Filter these entries so that only lines with the word "暂无连锁经营企业进入" remain.

Input rows:
--------------------------------------------------

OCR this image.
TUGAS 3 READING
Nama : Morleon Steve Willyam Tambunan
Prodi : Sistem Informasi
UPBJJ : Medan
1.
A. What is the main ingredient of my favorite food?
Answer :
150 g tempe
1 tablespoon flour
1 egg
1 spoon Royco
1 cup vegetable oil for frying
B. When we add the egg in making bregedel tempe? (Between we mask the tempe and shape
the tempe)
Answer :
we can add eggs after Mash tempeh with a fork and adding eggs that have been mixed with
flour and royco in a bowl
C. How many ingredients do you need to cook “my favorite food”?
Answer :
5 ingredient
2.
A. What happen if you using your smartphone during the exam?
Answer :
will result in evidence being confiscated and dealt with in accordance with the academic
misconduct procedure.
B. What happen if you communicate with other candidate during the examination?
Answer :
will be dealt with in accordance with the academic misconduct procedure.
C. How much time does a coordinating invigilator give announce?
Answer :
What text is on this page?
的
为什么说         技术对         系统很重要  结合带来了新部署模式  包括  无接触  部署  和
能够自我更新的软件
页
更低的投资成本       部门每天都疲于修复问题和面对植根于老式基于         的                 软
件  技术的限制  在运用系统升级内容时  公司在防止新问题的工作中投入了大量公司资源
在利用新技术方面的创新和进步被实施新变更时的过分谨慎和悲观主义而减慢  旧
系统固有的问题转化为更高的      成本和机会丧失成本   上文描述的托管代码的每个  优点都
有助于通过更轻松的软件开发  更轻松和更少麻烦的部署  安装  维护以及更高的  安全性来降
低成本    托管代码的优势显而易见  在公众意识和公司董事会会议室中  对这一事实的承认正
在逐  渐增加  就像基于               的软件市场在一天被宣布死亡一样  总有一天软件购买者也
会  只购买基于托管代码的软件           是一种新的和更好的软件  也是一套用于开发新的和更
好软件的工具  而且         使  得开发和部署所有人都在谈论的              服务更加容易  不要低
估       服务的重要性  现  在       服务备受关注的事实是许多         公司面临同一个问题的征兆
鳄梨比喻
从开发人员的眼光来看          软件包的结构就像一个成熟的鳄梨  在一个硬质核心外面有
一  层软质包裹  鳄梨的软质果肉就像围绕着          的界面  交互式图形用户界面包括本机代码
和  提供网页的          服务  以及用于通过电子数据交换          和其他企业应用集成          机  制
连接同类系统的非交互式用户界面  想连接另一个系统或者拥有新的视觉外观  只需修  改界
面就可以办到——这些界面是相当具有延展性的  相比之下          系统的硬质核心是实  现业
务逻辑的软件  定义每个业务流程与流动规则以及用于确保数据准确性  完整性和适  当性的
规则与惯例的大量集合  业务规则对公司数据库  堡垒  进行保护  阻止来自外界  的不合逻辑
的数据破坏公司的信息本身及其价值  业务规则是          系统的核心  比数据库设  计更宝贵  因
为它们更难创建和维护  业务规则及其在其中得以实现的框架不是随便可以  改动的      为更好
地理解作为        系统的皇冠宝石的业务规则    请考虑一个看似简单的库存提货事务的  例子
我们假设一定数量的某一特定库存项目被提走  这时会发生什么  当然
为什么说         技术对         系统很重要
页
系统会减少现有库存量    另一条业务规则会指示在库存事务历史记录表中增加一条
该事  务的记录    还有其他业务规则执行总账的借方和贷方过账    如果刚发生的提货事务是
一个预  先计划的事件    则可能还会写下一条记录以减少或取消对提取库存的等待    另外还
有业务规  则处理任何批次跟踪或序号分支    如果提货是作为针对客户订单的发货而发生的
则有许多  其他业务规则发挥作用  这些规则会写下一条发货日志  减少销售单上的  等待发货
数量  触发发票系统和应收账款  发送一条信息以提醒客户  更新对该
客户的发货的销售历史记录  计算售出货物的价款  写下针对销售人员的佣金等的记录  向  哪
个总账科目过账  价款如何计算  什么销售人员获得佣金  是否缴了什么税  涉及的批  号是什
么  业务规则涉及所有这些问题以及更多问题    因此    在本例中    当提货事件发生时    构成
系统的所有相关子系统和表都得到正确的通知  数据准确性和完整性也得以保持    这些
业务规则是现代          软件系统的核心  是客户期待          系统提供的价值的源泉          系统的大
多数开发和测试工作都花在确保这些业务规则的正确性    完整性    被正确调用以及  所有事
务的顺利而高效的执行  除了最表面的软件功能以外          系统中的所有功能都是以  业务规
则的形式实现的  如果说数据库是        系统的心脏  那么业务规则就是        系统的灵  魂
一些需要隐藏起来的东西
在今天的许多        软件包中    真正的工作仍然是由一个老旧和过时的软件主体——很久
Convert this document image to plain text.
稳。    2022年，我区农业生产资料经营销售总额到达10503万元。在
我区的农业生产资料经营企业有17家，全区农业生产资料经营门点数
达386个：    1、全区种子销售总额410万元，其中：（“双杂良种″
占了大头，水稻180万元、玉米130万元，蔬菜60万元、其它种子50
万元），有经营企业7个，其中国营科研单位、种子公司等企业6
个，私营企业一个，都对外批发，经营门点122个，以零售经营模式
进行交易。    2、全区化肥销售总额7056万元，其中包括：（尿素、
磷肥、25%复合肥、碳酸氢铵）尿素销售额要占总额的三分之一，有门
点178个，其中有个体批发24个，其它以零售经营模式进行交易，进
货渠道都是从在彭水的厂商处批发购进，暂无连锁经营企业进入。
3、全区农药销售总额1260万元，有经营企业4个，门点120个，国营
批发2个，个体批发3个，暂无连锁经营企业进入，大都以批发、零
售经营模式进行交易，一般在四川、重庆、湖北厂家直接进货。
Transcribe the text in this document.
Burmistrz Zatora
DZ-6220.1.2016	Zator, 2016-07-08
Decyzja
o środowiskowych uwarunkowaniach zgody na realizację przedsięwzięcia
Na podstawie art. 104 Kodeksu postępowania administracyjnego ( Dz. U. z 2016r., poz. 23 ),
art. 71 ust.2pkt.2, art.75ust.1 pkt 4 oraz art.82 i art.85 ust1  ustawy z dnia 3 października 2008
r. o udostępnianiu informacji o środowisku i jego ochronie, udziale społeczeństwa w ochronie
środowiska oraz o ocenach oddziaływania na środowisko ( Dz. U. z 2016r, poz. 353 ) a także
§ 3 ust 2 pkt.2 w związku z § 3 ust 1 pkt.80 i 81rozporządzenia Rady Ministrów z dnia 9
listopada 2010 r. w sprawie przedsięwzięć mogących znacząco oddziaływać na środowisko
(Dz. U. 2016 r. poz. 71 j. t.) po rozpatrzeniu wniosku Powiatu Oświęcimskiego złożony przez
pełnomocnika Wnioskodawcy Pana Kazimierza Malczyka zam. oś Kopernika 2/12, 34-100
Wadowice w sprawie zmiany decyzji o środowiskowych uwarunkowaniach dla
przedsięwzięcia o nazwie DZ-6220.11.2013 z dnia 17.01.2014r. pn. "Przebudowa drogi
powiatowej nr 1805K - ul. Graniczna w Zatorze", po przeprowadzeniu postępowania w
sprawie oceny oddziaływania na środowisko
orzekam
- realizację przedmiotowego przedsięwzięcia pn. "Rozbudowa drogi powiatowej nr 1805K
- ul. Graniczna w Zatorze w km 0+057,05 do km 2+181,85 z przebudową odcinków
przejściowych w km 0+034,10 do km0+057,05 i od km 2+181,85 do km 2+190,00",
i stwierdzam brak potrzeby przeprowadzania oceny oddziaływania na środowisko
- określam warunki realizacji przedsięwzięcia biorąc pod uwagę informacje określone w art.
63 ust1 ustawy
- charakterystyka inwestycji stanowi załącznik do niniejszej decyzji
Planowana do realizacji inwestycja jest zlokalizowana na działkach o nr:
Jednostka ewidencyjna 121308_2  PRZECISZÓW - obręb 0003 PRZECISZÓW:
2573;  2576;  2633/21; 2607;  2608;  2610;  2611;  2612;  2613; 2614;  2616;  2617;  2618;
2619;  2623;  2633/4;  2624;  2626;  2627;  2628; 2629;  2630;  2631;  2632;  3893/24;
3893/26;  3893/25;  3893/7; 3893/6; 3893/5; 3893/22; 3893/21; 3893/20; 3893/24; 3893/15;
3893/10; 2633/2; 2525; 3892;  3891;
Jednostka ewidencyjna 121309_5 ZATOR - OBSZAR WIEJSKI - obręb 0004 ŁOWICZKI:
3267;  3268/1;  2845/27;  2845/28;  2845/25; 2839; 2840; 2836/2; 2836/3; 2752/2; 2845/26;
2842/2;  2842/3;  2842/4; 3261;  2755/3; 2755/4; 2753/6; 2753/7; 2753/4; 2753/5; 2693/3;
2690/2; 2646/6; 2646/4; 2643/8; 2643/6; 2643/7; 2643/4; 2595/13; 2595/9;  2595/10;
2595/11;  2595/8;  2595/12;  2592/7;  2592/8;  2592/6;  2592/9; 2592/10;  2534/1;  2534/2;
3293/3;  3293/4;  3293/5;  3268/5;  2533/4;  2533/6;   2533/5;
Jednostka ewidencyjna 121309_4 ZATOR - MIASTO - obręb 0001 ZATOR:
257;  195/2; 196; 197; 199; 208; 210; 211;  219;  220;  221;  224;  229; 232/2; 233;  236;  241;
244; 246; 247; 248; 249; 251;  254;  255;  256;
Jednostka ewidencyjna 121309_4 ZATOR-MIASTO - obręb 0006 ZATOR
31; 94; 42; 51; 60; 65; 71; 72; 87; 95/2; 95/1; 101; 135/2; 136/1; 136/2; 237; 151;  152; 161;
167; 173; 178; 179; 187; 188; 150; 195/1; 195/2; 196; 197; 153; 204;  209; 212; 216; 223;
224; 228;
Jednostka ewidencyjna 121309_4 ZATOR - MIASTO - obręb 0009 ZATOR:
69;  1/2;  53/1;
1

--------------------------------------------------

The answer:
货渠道都是从在彭水的厂商处批发购进，暂无连锁经营企业进入。
批发2个，个体批发3个，暂无连锁经营企业进入，大都以批发、零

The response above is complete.